> EXERCISE OBJECTIVE:
Output the material below unchanged, apart from leaving out the pictures.

> PROVIDED DATA:
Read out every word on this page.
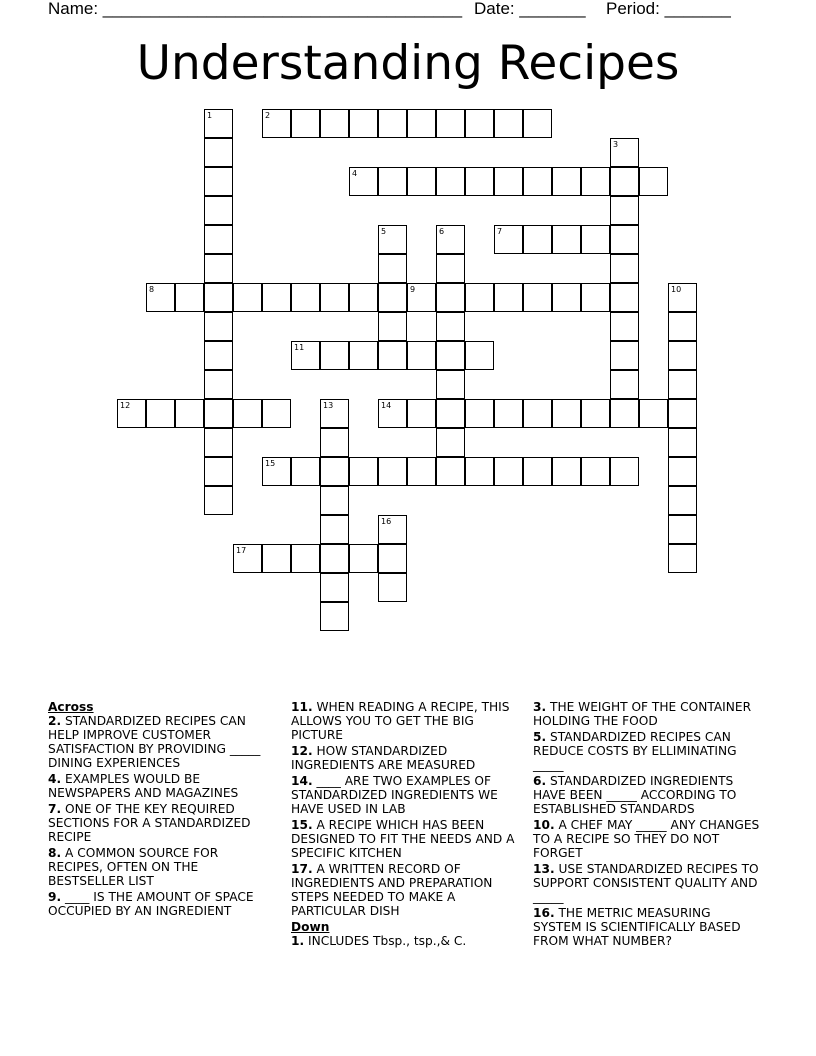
Name: ______________________________________ Date: _______ Period: _______
Understanding Recipes
1	2
3
4
5	6	7
8	9	10
11
12	13	14
15
16
17
Across
2. STANDARDIZED RECIPES CAN HELP IMPROVE CUSTOMER SATISFACTION BY PROVIDING _____ DINING EXPERIENCES
4. EXAMPLES WOULD BE NEWSPAPERS AND MAGAZINES
7. ONE OF THE KEY REQUIRED SECTIONS FOR A STANDARDIZED RECIPE
8. A COMMON SOURCE FOR RECIPES, OFTEN ON THE BESTSELLER LIST
9. ____ IS THE AMOUNT OF SPACE OCCUPIED BY AN INGREDIENT
11. WHEN READING A RECIPE, THIS ALLOWS YOU TO GET THE BIG PICTURE
12. HOW STANDARDIZED INGREDIENTS ARE MEASURED
14. ____ ARE TWO EXAMPLES OF STANDARDIZED INGREDIENTS WE HAVE USED IN LAB
15. A RECIPE WHICH HAS BEEN DESIGNED TO FIT THE NEEDS AND A SPECIFIC KITCHEN
17. A WRITTEN RECORD OF INGREDIENTS AND PREPARATION STEPS NEEDED TO MAKE A PARTICULAR DISH
Down
1. INCLUDES Tbsp., tsp.,& C.
3. THE WEIGHT OF THE CONTAINER HOLDING THE FOOD
5. STANDARDIZED RECIPES CAN REDUCE COSTS BY ELLIMINATING _____
6. STANDARDIZED INGREDIENTS HAVE BEEN _____ ACCORDING TO ESTABLISHED STANDARDS
10. A CHEF MAY _____ ANY CHANGES TO A RECIPE SO THEY DO NOT FORGET
13. USE STANDARDIZED RECIPES TO SUPPORT CONSISTENT QUALITY AND _____
16. THE METRIC MEASURING SYSTEM IS SCIENTIFICALLY BASED FROM WHAT NUMBER?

> RESULT BELOW:
Read out every word on this page.
Name: ______________________________________ Date: _______ Period: _______
Understanding Recipes
1	2
3
4
5	6	7
8	9	10
11
12	13	14
15
16
17
Across
2. STANDARDIZED RECIPES CAN HELP IMPROVE CUSTOMER SATISFACTION BY PROVIDING _____ DINING EXPERIENCES
4. EXAMPLES WOULD BE NEWSPAPERS AND MAGAZINES
7. ONE OF THE KEY REQUIRED SECTIONS FOR A STANDARDIZED RECIPE
8. A COMMON SOURCE FOR RECIPES, OFTEN ON THE BESTSELLER LIST
9. ____ IS THE AMOUNT OF SPACE OCCUPIED BY AN INGREDIENT
11. WHEN READING A RECIPE, THIS ALLOWS YOU TO GET THE BIG PICTURE
12. HOW STANDARDIZED INGREDIENTS ARE MEASURED
14. ____ ARE TWO EXAMPLES OF STANDARDIZED INGREDIENTS WE HAVE USED IN LAB
15. A RECIPE WHICH HAS BEEN DESIGNED TO FIT THE NEEDS AND A SPECIFIC KITCHEN
17. A WRITTEN RECORD OF INGREDIENTS AND PREPARATION STEPS NEEDED TO MAKE A PARTICULAR DISH
Down
1. INCLUDES Tbsp., tsp.,& C.
3. THE WEIGHT OF THE CONTAINER HOLDING THE FOOD
5. STANDARDIZED RECIPES CAN REDUCE COSTS BY ELLIMINATING _____
6. STANDARDIZED INGREDIENTS HAVE BEEN _____ ACCORDING TO ESTABLISHED STANDARDS
10. A CHEF MAY _____ ANY CHANGES TO A RECIPE SO THEY DO NOT FORGET
13. USE STANDARDIZED RECIPES TO SUPPORT CONSISTENT QUALITY AND _____
16. THE METRIC MEASURING SYSTEM IS SCIENTIFICALLY BASED FROM WHAT NUMBER?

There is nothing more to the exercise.